• [WHAT IS REQUIRED]
Make an exact copy of all the entries, but do not reproduce the pictures.

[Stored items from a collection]
——————————
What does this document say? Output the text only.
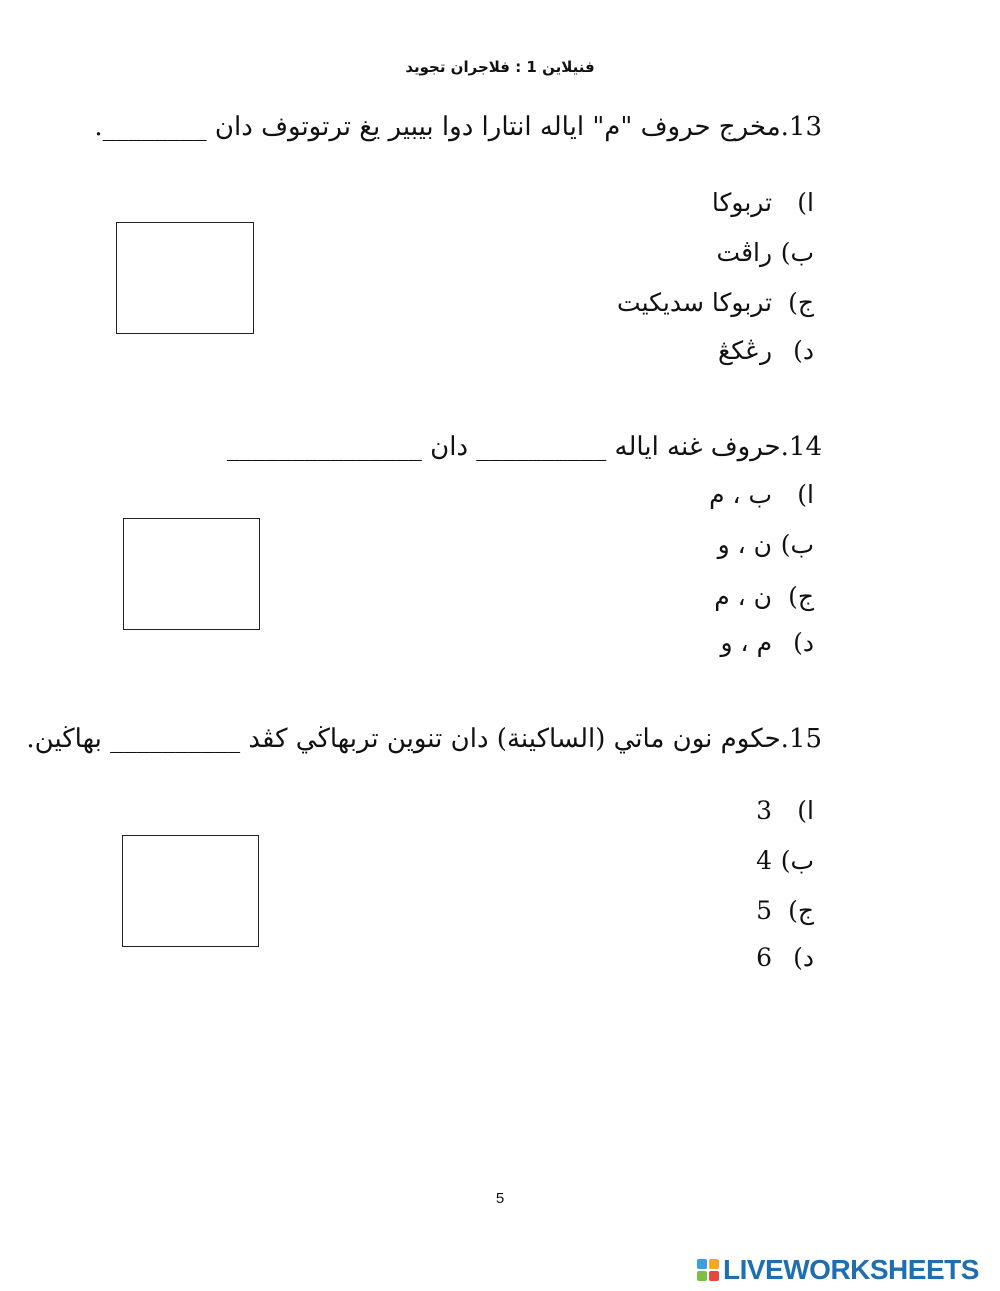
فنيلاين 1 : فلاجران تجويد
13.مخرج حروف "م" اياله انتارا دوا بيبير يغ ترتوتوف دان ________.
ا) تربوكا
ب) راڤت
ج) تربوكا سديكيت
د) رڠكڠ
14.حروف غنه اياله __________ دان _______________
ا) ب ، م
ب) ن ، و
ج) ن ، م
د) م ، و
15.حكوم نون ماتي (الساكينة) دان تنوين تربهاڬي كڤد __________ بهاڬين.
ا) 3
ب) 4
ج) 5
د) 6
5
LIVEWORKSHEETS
——————————
• [RESULT FOR THIS TASK]
What does this document say? Output the text only.
فنيلاين 1 : فلاجران تجويد
13.مخرج حروف "م" اياله انتارا دوا بيبير يغ ترتوتوف دان ________.
ا) تربوكا
ب) راڤت
ج) تربوكا سديكيت
د) رڠكڠ
14.حروف غنه اياله __________ دان _______________
ا) ب ، م
ب) ن ، و
ج) ن ، م
د) م ، و
15.حكوم نون ماتي (الساكينة) دان تنوين تربهاڬي كڤد __________ بهاڬين.
ا) 3
ب) 4
ج) 5
د) 6
5
LIVEWORKSHEETS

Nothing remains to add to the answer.